**TASK DIRECTIONS:**
Transcribe everything in the data word for word. Pictures are left out.

**DATA SHOWN:**

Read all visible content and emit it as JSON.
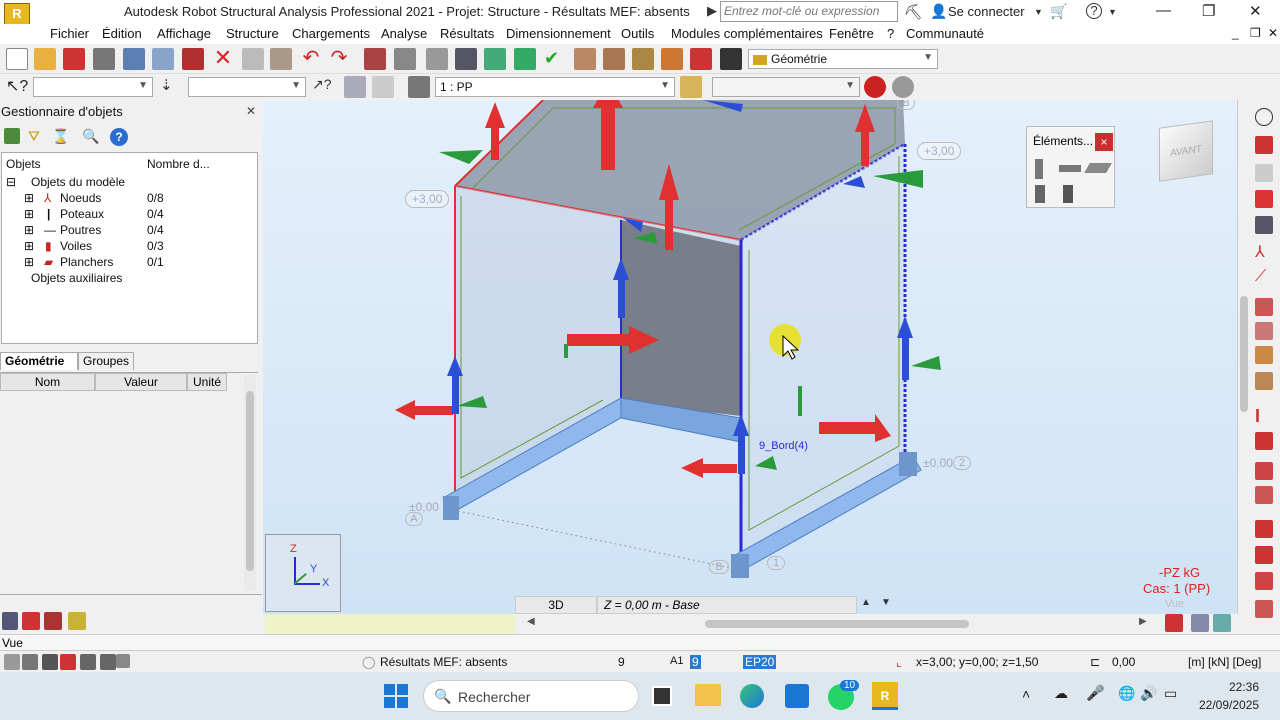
{
  "titlebar": {
    "logo": "R",
    "title": "Autodesk Robot Structural Analysis Professional 2021 - Projet: Structure - Résultats MEF: absents",
    "search_placeholder": "Entrez mot-clé ou expression",
    "connect_label": "Se connecter"
  },
  "menu": [
    "Fichier",
    "Édition",
    "Affichage",
    "Structure",
    "Chargements",
    "Analyse",
    "Résultats",
    "Dimensionnement",
    "Outils",
    "Modules complémentaires",
    "Fenêtre",
    "?",
    "Communauté"
  ],
  "toolbar": {
    "geometry_combo": "Géométrie",
    "case_combo": "1 : PP"
  },
  "object_manager": {
    "title": "Gestionnaire d'objets",
    "col_objects": "Objets",
    "col_count": "Nombre d...",
    "root": "Objets du modèle",
    "items": [
      {
        "label": "Noeuds",
        "count": "0/8"
      },
      {
        "label": "Poteaux",
        "count": "0/4"
      },
      {
        "label": "Poutres",
        "count": "0/4"
      },
      {
        "label": "Voiles",
        "count": "0/3"
      },
      {
        "label": "Planchers",
        "count": "0/1"
      }
    ],
    "aux": "Objets auxiliaires",
    "tab_geometry": "Géométrie",
    "tab_groups": "Groupes",
    "col_name": "Nom",
    "col_value": "Valeur",
    "col_unit": "Unité"
  },
  "viewport": {
    "elements_title": "Éléments...",
    "elements_close": "×",
    "cube_label": "AVANT",
    "level_labels": [
      "+3,00",
      "+3,00",
      "±0,00",
      "±0,00"
    ],
    "axis_labels": [
      "A",
      "B",
      "B",
      "2",
      "1"
    ],
    "edge_label": "9_Bord(4)",
    "legend_line1": "-PZ  kG",
    "legend_line2": "Cas: 1 (PP)",
    "legend_line3": "Vue",
    "triad_z": "Z",
    "triad_y": "Y",
    "triad_x": "X"
  },
  "viewstrip": {
    "view": "3D",
    "level": "Z = 0,00 m - Base"
  },
  "vuebar": {
    "label": "Vue"
  },
  "status": {
    "results": "Résultats MEF: absents",
    "num": "9",
    "num2": "9",
    "section": "EP20",
    "coords": "x=3,00; y=0,00; z=1,50",
    "value": "0,00",
    "units": "[m] [kN] [Deg]"
  },
  "taskbar": {
    "search": "Rechercher",
    "whatsapp_badge": "10",
    "time": "22:36",
    "date": "22/09/2025"
  },
  "colors": {
    "accent": "#e8b820",
    "viewport_bg": "#d9eaf8",
    "load_red": "#e03030",
    "axis_blue": "#2a4fd6",
    "axis_green": "#2a9a3a"
  }
}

**ANSWER FOR THE TASK:**
Read all visible content and emit it as JSON.
{
  "titlebar": {
    "logo": "R",
    "title": "Autodesk Robot Structural Analysis Professional 2021 - Projet: Structure - Résultats MEF: absents",
    "search_placeholder": "Entrez mot-clé ou expression",
    "connect_label": "Se connecter"
  },
  "menu": [
    "Fichier",
    "Édition",
    "Affichage",
    "Structure",
    "Chargements",
    "Analyse",
    "Résultats",
    "Dimensionnement",
    "Outils",
    "Modules complémentaires",
    "Fenêtre",
    "?",
    "Communauté"
  ],
  "toolbar": {
    "geometry_combo": "Géométrie",
    "case_combo": "1 : PP"
  },
  "object_manager": {
    "title": "Gestionnaire d'objets",
    "col_objects": "Objets",
    "col_count": "Nombre d...",
    "root": "Objets du modèle",
    "items": [
      {
        "label": "Noeuds",
        "count": "0/8"
      },
      {
        "label": "Poteaux",
        "count": "0/4"
      },
      {
        "label": "Poutres",
        "count": "0/4"
      },
      {
        "label": "Voiles",
        "count": "0/3"
      },
      {
        "label": "Planchers",
        "count": "0/1"
      }
    ],
    "aux": "Objets auxiliaires",
    "tab_geometry": "Géométrie",
    "tab_groups": "Groupes",
    "col_name": "Nom",
    "col_value": "Valeur",
    "col_unit": "Unité"
  },
  "viewport": {
    "elements_title": "Éléments...",
    "elements_close": "×",
    "cube_label": "AVANT",
    "level_labels": [
      "+3,00",
      "+3,00",
      "±0,00",
      "±0,00"
    ],
    "axis_labels": [
      "A",
      "B",
      "B",
      "2",
      "1"
    ],
    "edge_label": "9_Bord(4)",
    "legend_line1": "-PZ  kG",
    "legend_line2": "Cas: 1 (PP)",
    "legend_line3": "Vue",
    "triad_z": "Z",
    "triad_y": "Y",
    "triad_x": "X"
  },
  "viewstrip": {
    "view": "3D",
    "level": "Z = 0,00 m - Base"
  },
  "vuebar": {
    "label": "Vue"
  },
  "status": {
    "results": "Résultats MEF: absents",
    "num": "9",
    "num2": "9",
    "section": "EP20",
    "coords": "x=3,00; y=0,00; z=1,50",
    "value": "0,00",
    "units": "[m] [kN] [Deg]"
  },
  "taskbar": {
    "search": "Rechercher",
    "whatsapp_badge": "10",
    "time": "22:36",
    "date": "22/09/2025"
  },
  "colors": {
    "accent": "#e8b820",
    "viewport_bg": "#d9eaf8",
    "load_red": "#e03030",
    "axis_blue": "#2a4fd6",
    "axis_green": "#2a9a3a"
  }
}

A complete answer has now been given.